Task brief: Count the lines below that contain "them". Give only the number.

Records provided:
## Begin

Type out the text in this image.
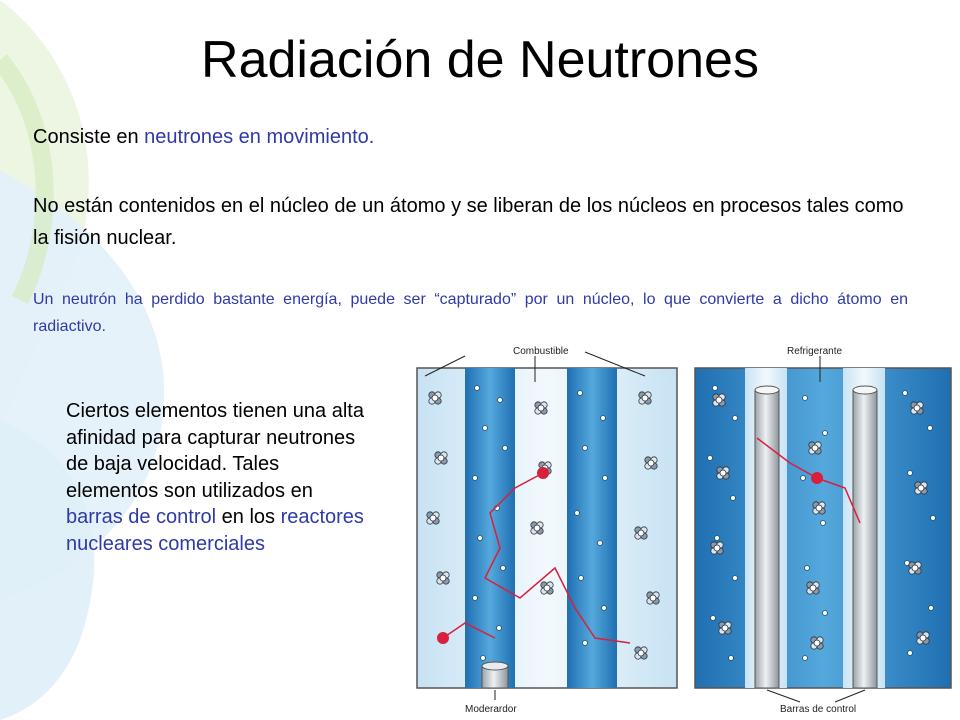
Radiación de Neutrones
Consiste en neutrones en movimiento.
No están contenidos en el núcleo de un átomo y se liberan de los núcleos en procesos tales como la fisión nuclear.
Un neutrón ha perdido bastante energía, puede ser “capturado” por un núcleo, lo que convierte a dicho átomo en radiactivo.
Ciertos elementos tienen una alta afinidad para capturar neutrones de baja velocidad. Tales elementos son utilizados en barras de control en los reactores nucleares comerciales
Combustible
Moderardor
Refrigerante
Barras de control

## End
## Begin

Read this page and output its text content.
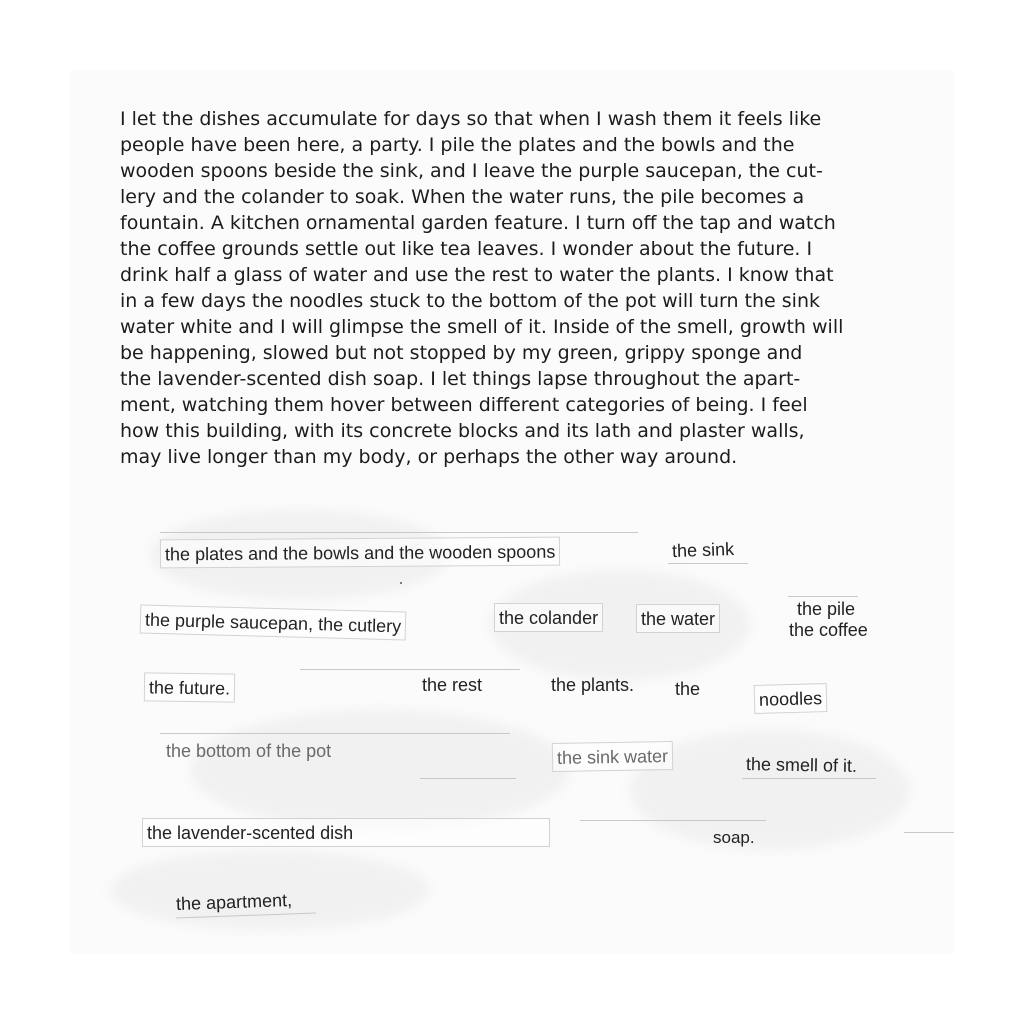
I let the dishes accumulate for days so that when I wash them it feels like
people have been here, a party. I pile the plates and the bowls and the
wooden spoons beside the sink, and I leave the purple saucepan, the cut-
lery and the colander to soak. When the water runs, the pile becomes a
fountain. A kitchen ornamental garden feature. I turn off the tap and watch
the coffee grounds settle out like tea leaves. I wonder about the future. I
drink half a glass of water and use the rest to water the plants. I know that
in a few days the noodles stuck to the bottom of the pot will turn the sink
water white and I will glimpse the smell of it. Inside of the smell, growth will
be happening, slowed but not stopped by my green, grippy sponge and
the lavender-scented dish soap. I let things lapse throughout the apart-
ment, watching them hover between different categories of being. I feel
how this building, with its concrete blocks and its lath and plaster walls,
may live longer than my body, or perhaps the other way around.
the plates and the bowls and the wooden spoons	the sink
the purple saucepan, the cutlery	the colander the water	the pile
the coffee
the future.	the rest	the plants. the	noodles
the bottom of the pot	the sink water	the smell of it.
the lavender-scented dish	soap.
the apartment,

## End
## Begin

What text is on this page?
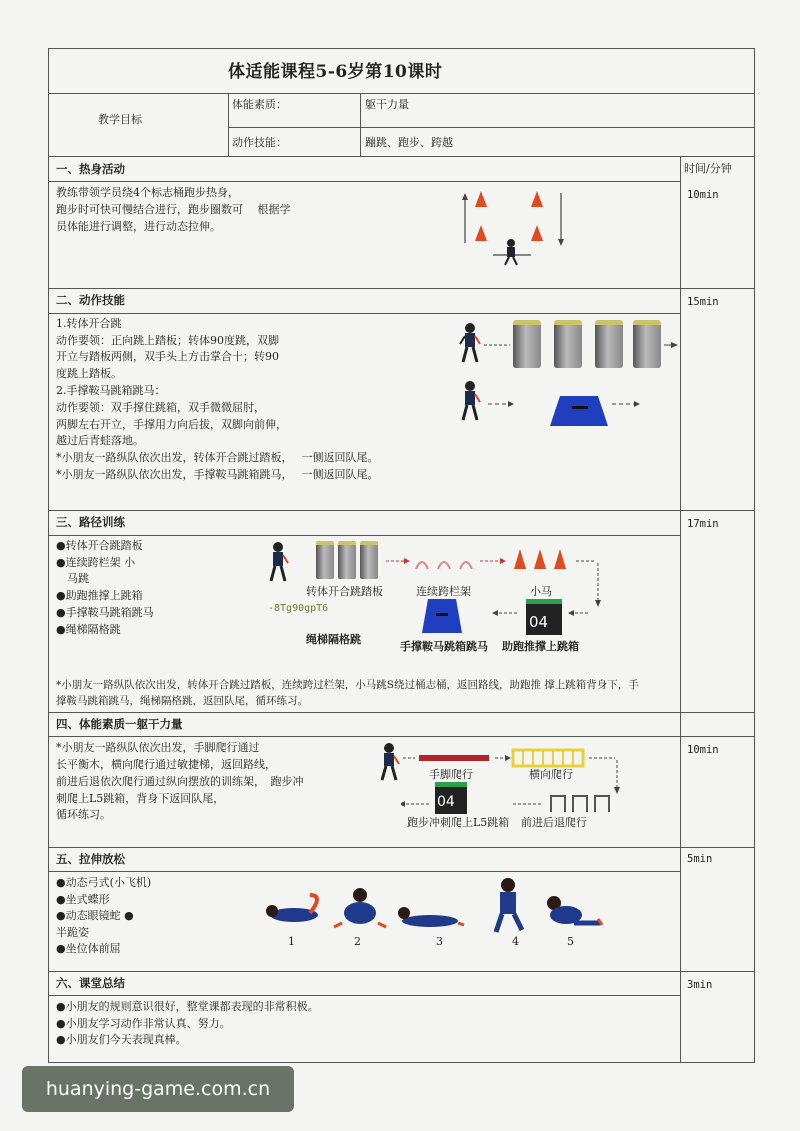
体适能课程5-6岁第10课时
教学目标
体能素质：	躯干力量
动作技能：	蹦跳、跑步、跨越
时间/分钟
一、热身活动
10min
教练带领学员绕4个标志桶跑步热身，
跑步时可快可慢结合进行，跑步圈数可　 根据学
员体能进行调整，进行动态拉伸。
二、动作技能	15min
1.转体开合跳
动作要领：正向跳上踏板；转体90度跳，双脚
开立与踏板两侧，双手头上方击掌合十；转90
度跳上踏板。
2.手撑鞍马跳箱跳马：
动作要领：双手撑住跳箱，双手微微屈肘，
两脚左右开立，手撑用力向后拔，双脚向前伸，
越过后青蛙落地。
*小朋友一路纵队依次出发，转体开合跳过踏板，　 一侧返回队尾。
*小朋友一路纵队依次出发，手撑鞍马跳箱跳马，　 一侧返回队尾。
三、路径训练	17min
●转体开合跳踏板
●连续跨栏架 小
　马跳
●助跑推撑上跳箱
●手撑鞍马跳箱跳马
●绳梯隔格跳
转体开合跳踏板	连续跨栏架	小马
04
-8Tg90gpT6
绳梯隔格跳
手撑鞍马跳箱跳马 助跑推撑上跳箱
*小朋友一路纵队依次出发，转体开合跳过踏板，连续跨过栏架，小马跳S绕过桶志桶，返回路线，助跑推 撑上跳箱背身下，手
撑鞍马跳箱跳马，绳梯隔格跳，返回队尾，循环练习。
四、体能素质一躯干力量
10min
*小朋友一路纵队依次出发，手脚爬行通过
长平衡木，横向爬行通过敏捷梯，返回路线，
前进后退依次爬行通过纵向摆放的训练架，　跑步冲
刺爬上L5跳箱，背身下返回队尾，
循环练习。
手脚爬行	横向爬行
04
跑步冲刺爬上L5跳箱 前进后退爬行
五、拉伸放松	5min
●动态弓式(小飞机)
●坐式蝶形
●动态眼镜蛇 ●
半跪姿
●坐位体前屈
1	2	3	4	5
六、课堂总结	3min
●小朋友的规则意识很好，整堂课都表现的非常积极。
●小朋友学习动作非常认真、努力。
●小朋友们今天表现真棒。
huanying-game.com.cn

## End

The answer: 2